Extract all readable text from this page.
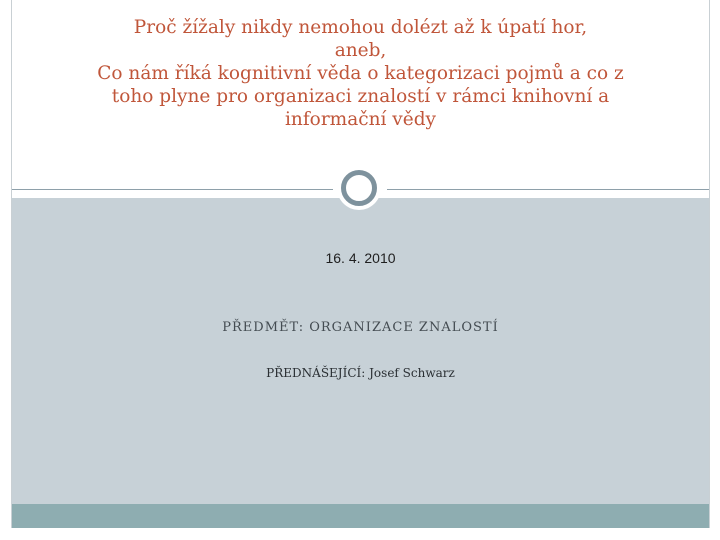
Proč žížaly nikdy nemohou dolézt až k úpatí hor,
aneb,
Co nám říká kognitivní věda o kategorizaci pojmů a co z
toho plyne pro organizaci znalostí v rámci knihovní a
informační vědy
16. 4. 2010
PŘEDMĚT: ORGANIZACE ZNALOSTÍ
PŘEDNÁŠEJÍCÍ: Josef Schwarz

Short problem: Your copy of the data above should match it exactly, except that pictures are left out.

Task output:
Extract all readable text from this page.
Proč žížaly nikdy nemohou dolézt až k úpatí hor,
aneb,
Co nám říká kognitivní věda o kategorizaci pojmů a co z
toho plyne pro organizaci znalostí v rámci knihovní a
informační vědy
16. 4. 2010
PŘEDMĚT: ORGANIZACE ZNALOSTÍ
PŘEDNÁŠEJÍCÍ: Josef Schwarz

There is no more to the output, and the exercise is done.